What is asked | Read the lines that follow and pick out every one containing the word "instrucciones".

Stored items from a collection
####################

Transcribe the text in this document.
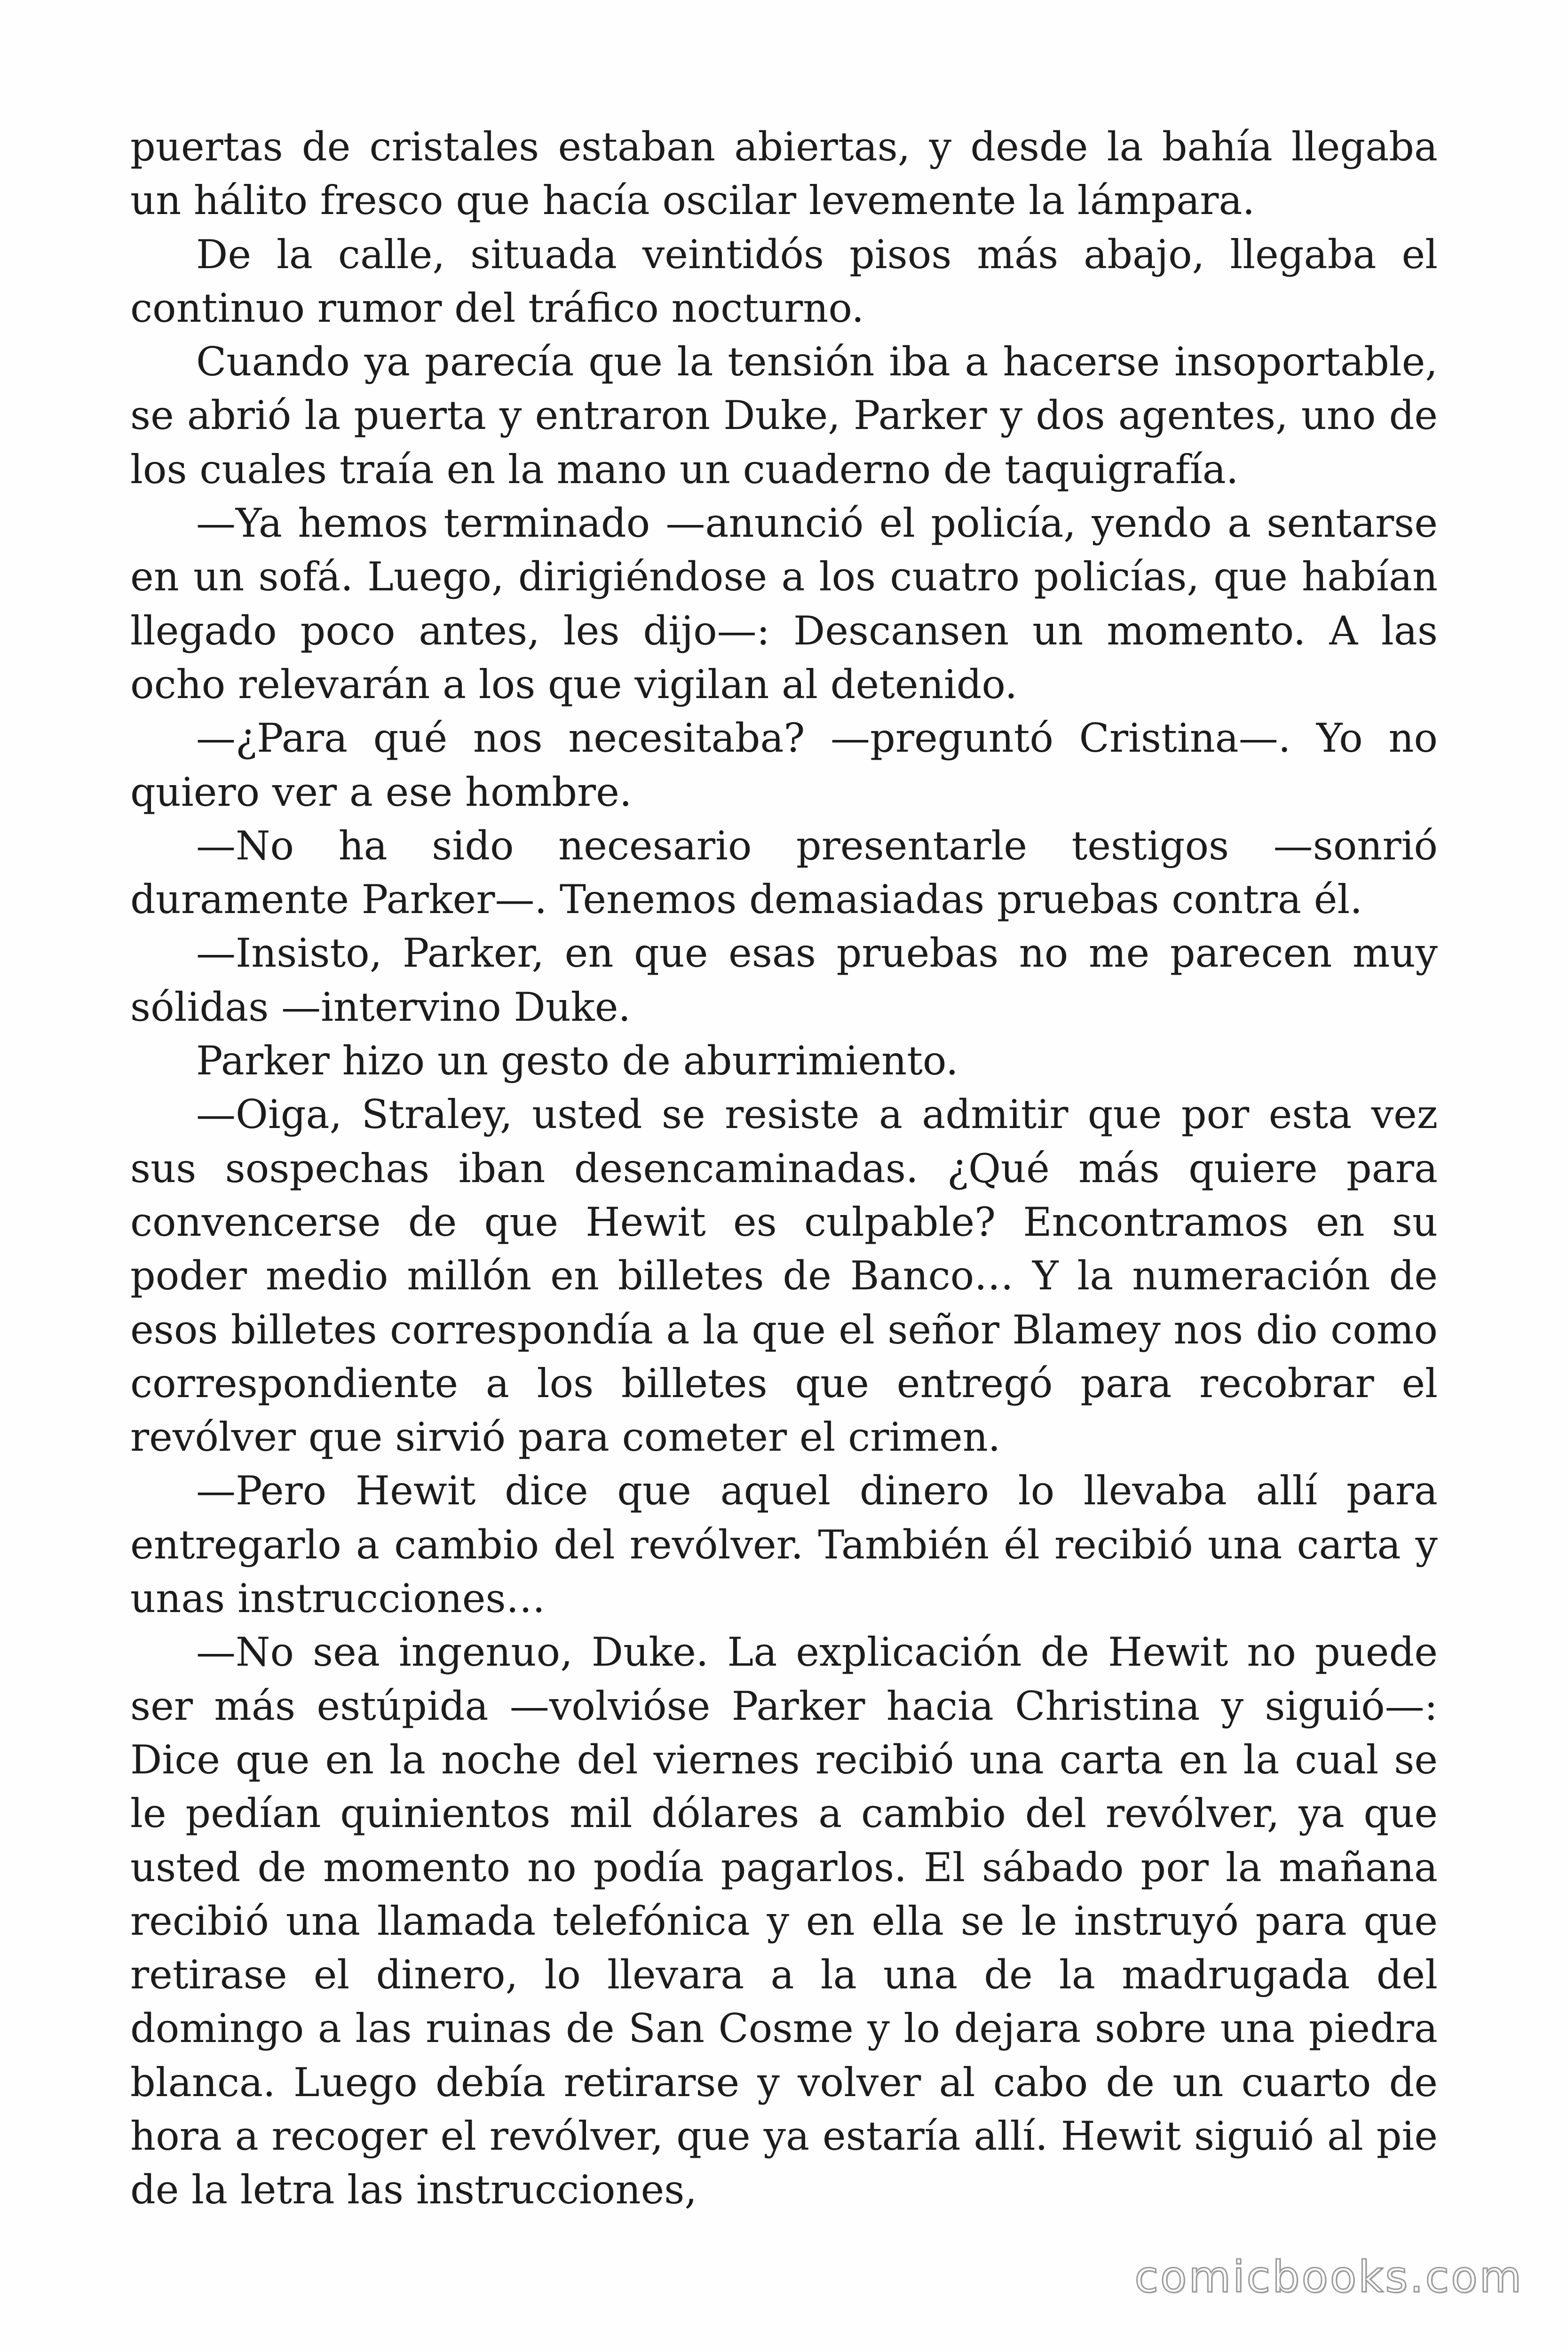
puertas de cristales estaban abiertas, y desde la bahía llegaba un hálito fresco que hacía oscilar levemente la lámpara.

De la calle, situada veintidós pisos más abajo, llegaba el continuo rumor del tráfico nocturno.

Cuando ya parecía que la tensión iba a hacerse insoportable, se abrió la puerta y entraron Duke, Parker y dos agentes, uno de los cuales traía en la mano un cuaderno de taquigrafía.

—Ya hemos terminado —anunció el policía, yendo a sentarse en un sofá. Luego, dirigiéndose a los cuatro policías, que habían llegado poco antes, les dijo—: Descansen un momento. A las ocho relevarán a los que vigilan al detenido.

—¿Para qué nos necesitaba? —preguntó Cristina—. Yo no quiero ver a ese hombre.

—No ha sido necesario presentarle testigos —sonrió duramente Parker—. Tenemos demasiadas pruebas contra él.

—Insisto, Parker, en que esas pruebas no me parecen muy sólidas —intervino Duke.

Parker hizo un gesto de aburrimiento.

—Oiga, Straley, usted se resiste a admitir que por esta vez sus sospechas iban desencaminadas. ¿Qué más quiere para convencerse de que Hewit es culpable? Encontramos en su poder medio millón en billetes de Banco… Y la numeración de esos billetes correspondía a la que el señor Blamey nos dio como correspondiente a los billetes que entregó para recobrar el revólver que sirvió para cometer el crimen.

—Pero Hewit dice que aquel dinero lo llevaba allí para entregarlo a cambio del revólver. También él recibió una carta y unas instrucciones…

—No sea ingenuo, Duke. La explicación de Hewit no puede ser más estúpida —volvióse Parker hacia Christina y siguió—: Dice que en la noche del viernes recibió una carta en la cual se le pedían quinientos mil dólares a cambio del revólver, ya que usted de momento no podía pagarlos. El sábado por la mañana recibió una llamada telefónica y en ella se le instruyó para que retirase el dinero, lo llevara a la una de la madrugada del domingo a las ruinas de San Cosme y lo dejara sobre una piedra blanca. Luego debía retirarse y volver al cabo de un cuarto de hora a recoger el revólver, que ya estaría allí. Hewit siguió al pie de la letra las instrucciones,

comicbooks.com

####################

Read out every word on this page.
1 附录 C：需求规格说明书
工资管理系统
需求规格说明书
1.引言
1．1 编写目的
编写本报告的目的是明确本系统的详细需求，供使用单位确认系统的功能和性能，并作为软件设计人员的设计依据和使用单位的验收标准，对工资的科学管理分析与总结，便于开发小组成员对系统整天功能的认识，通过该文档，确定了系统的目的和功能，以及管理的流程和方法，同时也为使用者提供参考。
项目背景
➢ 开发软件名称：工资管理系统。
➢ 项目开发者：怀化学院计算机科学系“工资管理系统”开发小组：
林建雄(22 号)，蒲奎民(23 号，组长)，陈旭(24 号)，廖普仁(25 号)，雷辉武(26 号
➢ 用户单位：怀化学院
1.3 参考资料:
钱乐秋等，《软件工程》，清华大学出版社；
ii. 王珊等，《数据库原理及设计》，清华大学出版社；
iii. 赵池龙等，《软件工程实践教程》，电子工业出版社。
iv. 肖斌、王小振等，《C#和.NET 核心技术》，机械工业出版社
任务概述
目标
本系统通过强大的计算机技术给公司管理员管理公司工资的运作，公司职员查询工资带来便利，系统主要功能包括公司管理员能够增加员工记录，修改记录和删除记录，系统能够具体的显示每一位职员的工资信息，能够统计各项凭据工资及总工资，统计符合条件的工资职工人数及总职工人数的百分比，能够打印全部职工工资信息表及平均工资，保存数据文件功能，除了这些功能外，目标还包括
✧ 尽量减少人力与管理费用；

####################

Response to the task |
—Pero Hewit dice que aquel dinero lo llevaba allí para entregarlo a cambio del revólver. También él recibió una carta y unas instrucciones…
—No sea ingenuo, Duke. La explicación de Hewit no puede ser más estúpida —volvióse Parker hacia Christina y siguió—: Dice que en la noche del viernes recibió una carta en la cual se le pedían quinientos mil dólares a cambio del revólver, ya que usted de momento no podía pagarlos. El sábado por la mañana recibió una llamada telefónica y en ella se le instruyó para que retirase el dinero, lo llevara a la una de la madrugada del domingo a las ruinas de San Cosme y lo dejara sobre una piedra blanca. Luego debía retirarse y volver al cabo de un cuarto de hora a recoger el revólver, que ya estaría allí. Hewit siguió al pie de la letra las instrucciones,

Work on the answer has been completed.